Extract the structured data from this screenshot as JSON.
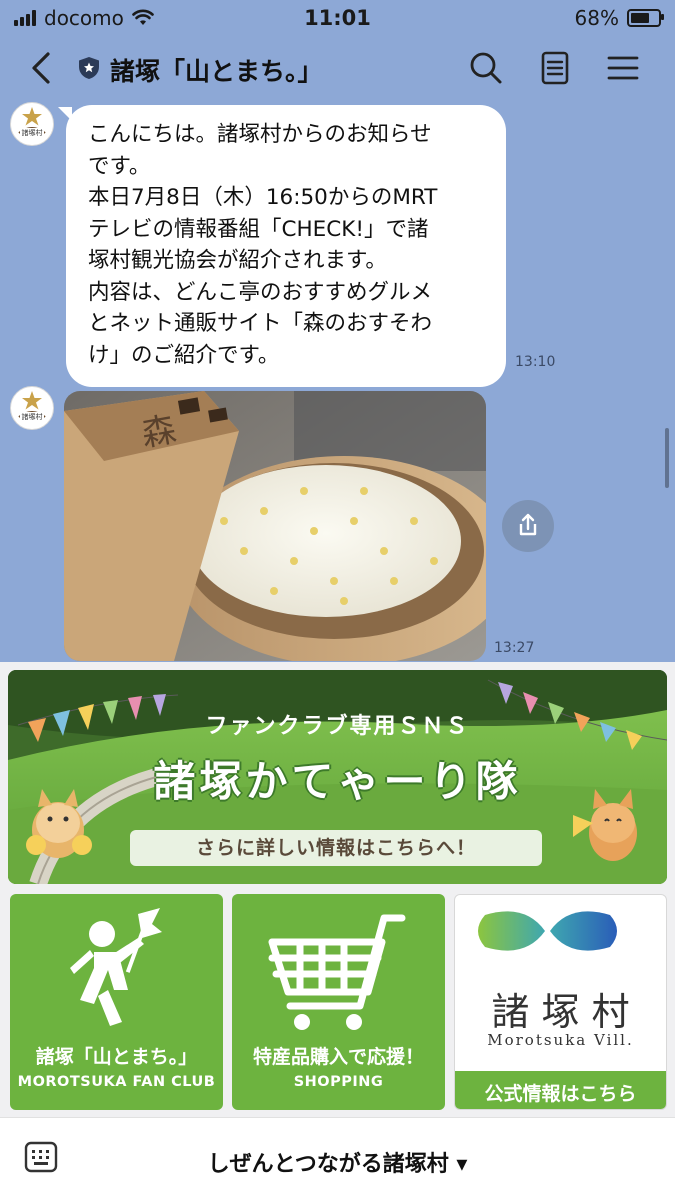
{
  "status": {
    "carrier": "docomo",
    "time": "11:01",
    "battery": "68%",
    "battery_level": 0.68
  },
  "header": {
    "title": "諸塚「山とまち。」"
  },
  "messages": [
    {
      "lines": [
        "こんにちは。諸塚村からのお知らせ",
        "です。",
        "本日7月8日（木）16:50からのMRT",
        "テレビの情報番組「CHECK!」で諸",
        "塚村観光協会が紹介されます。",
        "内容は、どんこ亭のおすすめグルメ",
        "とネット通販サイト「森のおすそわ",
        "け」のご紹介です。"
      ],
      "time": "13:10"
    },
    {
      "type": "image",
      "time": "13:27"
    }
  ],
  "richmenu": {
    "banner": {
      "line1": "ファンクラブ専用ＳＮＳ",
      "line2": "諸塚かてゃーり隊",
      "pill": "さらに詳しい情報はこちらへ！"
    },
    "tiles": [
      {
        "label": "諸塚「山とまち。」",
        "sub": "MOROTSUKA FAN CLUB"
      },
      {
        "label": "特産品購入で応援！",
        "sub": "SHOPPING"
      },
      {
        "village": "諸塚村",
        "roman": "Morotsuka Vill.",
        "label": "公式情報はこちら"
      }
    ]
  },
  "bottom": {
    "menu_label": "しぜんとつながる諸塚村 ▾"
  },
  "colors": {
    "background": "#8da8d6",
    "accent_green": "#6db33f"
  }
}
■ ■ ■ ■ ■
▶ **Aim**
Pictures are excluded; copy all other data exactly as shown.

▶ **Output**
Extract the structured data from this screenshot as JSON.
{
  "status": {
    "carrier": "docomo",
    "time": "11:01",
    "battery": "68%",
    "battery_level": 0.68
  },
  "header": {
    "title": "諸塚「山とまち。」"
  },
  "messages": [
    {
      "lines": [
        "こんにちは。諸塚村からのお知らせ",
        "です。",
        "本日7月8日（木）16:50からのMRT",
        "テレビの情報番組「CHECK!」で諸",
        "塚村観光協会が紹介されます。",
        "内容は、どんこ亭のおすすめグルメ",
        "とネット通販サイト「森のおすそわ",
        "け」のご紹介です。"
      ],
      "time": "13:10"
    },
    {
      "type": "image",
      "time": "13:27"
    }
  ],
  "richmenu": {
    "banner": {
      "line1": "ファンクラブ専用ＳＮＳ",
      "line2": "諸塚かてゃーり隊",
      "pill": "さらに詳しい情報はこちらへ！"
    },
    "tiles": [
      {
        "label": "諸塚「山とまち。」",
        "sub": "MOROTSUKA FAN CLUB"
      },
      {
        "label": "特産品購入で応援！",
        "sub": "SHOPPING"
      },
      {
        "village": "諸塚村",
        "roman": "Morotsuka Vill.",
        "label": "公式情報はこちら"
      }
    ]
  },
  "bottom": {
    "menu_label": "しぜんとつながる諸塚村 ▾"
  },
  "colors": {
    "background": "#8da8d6",
    "accent_green": "#6db33f"
  }
}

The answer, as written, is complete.